= Exercise brief =
Pictures do not belong in the copy; quote every entry below exactly.

= Dataset records =
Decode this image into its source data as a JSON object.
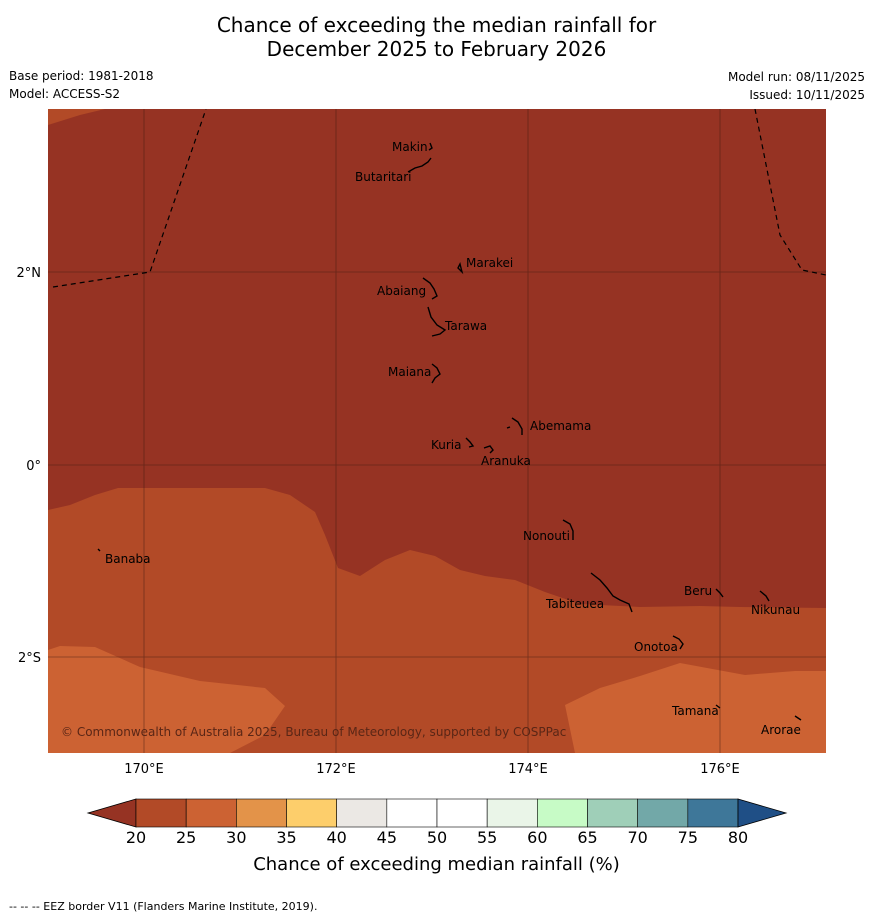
{
  "title": {
    "line1": "Chance of exceeding the median rainfall for",
    "line2": "December 2025 to February 2026"
  },
  "meta": {
    "base_period": "Base period: 1981-2018",
    "model": "Model: ACCESS-S2",
    "model_run": "Model run: 08/11/2025",
    "issued": "Issued: 10/11/2025"
  },
  "map": {
    "lon_labels": [
      "170°E",
      "172°E",
      "174°E",
      "176°E"
    ],
    "lat_labels": [
      "2°N",
      "0°",
      "2°S"
    ],
    "copyright": "© Commonwealth of Australia 2025, Bureau of Meteorology, supported by COSPPac",
    "islands": [
      {
        "name": "Makin"
      },
      {
        "name": "Butaritari"
      },
      {
        "name": "Marakei"
      },
      {
        "name": "Abaiang"
      },
      {
        "name": "Tarawa"
      },
      {
        "name": "Maiana"
      },
      {
        "name": "Abemama"
      },
      {
        "name": "Kuria"
      },
      {
        "name": "Aranuka"
      },
      {
        "name": "Banaba"
      },
      {
        "name": "Nonouti"
      },
      {
        "name": "Beru"
      },
      {
        "name": "Tabiteuea"
      },
      {
        "name": "Nikunau"
      },
      {
        "name": "Onotoa"
      },
      {
        "name": "Tamana"
      },
      {
        "name": "Arorae"
      }
    ]
  },
  "colorbar": {
    "ticks": [
      "20",
      "25",
      "30",
      "35",
      "40",
      "45",
      "50",
      "55",
      "60",
      "65",
      "70",
      "75",
      "80"
    ],
    "colors": [
      "#b24a27",
      "#cc6233",
      "#e39349",
      "#fdce6b",
      "#ebe8e4",
      "#ffffff",
      "#ffffff",
      "#eaf5e8",
      "#c7fbc6",
      "#9fcfb8",
      "#72a8a8",
      "#3e7799"
    ],
    "under_color": "#963323",
    "over_color": "#1f4f86",
    "title": "Chance of exceeding median rainfall (%)"
  },
  "footer": "--  --  -- EEZ border V11 (Flanders Marine Institute, 2019)."
}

= Task output =
Decode this image into its source data as a JSON object.
{
  "title": {
    "line1": "Chance of exceeding the median rainfall for",
    "line2": "December 2025 to February 2026"
  },
  "meta": {
    "base_period": "Base period: 1981-2018",
    "model": "Model: ACCESS-S2",
    "model_run": "Model run: 08/11/2025",
    "issued": "Issued: 10/11/2025"
  },
  "map": {
    "lon_labels": [
      "170°E",
      "172°E",
      "174°E",
      "176°E"
    ],
    "lat_labels": [
      "2°N",
      "0°",
      "2°S"
    ],
    "copyright": "© Commonwealth of Australia 2025, Bureau of Meteorology, supported by COSPPac",
    "islands": [
      {
        "name": "Makin"
      },
      {
        "name": "Butaritari"
      },
      {
        "name": "Marakei"
      },
      {
        "name": "Abaiang"
      },
      {
        "name": "Tarawa"
      },
      {
        "name": "Maiana"
      },
      {
        "name": "Abemama"
      },
      {
        "name": "Kuria"
      },
      {
        "name": "Aranuka"
      },
      {
        "name": "Banaba"
      },
      {
        "name": "Nonouti"
      },
      {
        "name": "Beru"
      },
      {
        "name": "Tabiteuea"
      },
      {
        "name": "Nikunau"
      },
      {
        "name": "Onotoa"
      },
      {
        "name": "Tamana"
      },
      {
        "name": "Arorae"
      }
    ]
  },
  "colorbar": {
    "ticks": [
      "20",
      "25",
      "30",
      "35",
      "40",
      "45",
      "50",
      "55",
      "60",
      "65",
      "70",
      "75",
      "80"
    ],
    "colors": [
      "#b24a27",
      "#cc6233",
      "#e39349",
      "#fdce6b",
      "#ebe8e4",
      "#ffffff",
      "#ffffff",
      "#eaf5e8",
      "#c7fbc6",
      "#9fcfb8",
      "#72a8a8",
      "#3e7799"
    ],
    "under_color": "#963323",
    "over_color": "#1f4f86",
    "title": "Chance of exceeding median rainfall (%)"
  },
  "footer": "--  --  -- EEZ border V11 (Flanders Marine Institute, 2019)."
}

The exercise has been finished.